(Structured figure records)
=====

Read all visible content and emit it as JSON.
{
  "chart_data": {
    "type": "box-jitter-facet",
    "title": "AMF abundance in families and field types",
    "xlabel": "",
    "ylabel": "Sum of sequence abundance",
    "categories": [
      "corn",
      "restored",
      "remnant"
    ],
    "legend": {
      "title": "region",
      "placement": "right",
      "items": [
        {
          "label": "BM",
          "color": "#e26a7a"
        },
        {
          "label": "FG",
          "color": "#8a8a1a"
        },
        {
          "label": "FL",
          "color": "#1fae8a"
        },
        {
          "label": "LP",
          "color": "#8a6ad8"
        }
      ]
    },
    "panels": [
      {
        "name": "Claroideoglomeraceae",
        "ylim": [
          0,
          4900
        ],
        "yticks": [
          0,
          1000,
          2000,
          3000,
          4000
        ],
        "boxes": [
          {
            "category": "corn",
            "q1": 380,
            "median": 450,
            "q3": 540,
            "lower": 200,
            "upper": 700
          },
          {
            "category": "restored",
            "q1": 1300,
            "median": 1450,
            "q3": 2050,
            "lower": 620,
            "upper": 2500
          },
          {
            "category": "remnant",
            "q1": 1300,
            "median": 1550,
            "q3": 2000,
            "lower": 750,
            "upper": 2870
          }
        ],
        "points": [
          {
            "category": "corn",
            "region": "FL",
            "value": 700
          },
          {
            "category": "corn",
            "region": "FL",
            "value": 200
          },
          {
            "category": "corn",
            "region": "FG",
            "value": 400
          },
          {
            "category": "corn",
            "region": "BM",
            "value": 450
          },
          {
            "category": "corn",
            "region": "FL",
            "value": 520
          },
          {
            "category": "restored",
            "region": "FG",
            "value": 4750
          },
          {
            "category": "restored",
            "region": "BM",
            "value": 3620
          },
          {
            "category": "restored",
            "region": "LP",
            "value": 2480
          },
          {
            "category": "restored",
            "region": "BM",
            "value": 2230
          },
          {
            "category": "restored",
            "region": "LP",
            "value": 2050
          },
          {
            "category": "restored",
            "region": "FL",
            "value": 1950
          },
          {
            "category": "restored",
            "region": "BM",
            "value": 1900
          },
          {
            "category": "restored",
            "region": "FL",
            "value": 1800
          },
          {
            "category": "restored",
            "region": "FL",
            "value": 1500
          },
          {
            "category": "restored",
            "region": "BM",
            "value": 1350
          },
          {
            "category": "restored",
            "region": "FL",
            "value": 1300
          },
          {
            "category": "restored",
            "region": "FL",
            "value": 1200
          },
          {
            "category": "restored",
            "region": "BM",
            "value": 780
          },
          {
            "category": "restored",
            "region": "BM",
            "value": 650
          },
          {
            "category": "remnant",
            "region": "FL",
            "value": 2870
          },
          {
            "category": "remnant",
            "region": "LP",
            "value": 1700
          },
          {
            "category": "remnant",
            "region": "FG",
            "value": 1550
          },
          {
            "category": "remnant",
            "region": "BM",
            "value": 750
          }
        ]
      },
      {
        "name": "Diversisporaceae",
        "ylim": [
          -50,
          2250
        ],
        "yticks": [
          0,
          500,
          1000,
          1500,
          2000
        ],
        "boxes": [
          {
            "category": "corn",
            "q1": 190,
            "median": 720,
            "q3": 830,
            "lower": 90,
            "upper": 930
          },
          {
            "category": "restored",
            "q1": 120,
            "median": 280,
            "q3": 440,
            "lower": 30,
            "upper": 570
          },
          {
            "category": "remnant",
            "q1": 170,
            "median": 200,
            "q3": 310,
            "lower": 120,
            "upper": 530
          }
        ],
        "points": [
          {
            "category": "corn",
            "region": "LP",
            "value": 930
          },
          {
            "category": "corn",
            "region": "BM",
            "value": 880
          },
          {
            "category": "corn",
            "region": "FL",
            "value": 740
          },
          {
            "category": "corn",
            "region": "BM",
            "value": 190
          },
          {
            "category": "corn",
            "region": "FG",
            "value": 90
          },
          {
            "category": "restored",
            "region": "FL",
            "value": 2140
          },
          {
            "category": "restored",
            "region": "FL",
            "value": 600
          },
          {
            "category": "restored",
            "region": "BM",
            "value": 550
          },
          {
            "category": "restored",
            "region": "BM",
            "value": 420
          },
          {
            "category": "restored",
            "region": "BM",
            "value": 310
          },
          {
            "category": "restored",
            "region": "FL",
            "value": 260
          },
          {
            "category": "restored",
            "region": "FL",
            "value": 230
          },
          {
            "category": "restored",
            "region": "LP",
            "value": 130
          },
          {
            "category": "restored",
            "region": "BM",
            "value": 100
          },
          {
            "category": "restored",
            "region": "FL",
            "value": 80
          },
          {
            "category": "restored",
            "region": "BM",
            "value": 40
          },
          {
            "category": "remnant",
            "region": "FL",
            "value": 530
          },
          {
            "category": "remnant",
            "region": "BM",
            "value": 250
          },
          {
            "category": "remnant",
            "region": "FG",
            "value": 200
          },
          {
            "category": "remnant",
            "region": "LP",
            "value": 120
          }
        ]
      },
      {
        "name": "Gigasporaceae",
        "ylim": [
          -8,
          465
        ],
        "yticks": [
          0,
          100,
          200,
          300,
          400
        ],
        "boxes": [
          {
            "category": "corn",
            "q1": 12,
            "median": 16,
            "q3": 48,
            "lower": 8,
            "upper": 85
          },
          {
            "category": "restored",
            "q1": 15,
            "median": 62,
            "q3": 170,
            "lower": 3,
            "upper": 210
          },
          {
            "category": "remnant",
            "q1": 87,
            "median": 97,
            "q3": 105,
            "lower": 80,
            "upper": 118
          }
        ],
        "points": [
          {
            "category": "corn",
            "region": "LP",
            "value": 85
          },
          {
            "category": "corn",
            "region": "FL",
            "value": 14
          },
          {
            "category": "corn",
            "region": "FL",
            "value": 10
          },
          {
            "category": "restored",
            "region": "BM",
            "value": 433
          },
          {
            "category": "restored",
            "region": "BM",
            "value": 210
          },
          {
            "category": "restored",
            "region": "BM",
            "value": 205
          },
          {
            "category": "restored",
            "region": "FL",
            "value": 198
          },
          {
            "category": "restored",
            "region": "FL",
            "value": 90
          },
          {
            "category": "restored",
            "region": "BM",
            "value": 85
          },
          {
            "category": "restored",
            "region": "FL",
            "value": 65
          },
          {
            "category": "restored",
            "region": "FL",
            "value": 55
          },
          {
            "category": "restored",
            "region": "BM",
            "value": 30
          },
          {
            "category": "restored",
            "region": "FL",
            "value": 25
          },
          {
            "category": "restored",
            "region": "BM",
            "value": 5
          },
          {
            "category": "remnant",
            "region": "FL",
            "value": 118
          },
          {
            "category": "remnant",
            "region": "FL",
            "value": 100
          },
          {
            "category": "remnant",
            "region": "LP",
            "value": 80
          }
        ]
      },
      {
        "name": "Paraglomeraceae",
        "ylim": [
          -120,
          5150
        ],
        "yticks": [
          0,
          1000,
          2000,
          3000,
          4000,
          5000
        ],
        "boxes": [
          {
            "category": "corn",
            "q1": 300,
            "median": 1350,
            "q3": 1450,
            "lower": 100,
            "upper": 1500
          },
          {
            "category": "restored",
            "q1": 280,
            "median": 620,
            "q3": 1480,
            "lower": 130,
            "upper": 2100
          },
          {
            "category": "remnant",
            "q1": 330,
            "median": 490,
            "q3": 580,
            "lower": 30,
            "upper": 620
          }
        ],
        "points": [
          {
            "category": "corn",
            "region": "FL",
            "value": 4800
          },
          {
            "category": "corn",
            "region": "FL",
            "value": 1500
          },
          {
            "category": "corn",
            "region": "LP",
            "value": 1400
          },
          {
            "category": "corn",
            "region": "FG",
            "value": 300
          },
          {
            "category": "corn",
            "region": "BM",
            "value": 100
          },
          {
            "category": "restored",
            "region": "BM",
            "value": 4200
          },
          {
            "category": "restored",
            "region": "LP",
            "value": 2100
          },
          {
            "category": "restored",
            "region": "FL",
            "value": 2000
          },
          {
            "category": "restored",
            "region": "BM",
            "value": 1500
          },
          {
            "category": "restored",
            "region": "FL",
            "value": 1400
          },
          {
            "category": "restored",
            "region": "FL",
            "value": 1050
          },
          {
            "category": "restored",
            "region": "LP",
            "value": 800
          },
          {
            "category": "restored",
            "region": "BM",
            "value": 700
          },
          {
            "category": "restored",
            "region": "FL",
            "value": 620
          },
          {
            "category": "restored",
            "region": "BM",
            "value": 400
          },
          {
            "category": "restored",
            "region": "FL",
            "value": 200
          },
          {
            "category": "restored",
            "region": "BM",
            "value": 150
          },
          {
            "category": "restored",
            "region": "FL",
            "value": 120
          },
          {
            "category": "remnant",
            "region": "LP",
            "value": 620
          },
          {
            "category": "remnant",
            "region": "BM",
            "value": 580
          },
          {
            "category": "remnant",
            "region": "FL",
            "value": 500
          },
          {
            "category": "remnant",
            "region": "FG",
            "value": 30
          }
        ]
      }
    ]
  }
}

=====

Gather every line from the entries above where the word "upper" appears, and copy them.

◆ REPLY:
            "upper": 700
            "upper": 2500
            "upper": 2870
            "upper": 930
            "upper": 570
            "upper": 530
            "upper": 85
            "upper": 210
            "upper": 118
            "upper": 1500
            "upper": 2100
            "upper": 620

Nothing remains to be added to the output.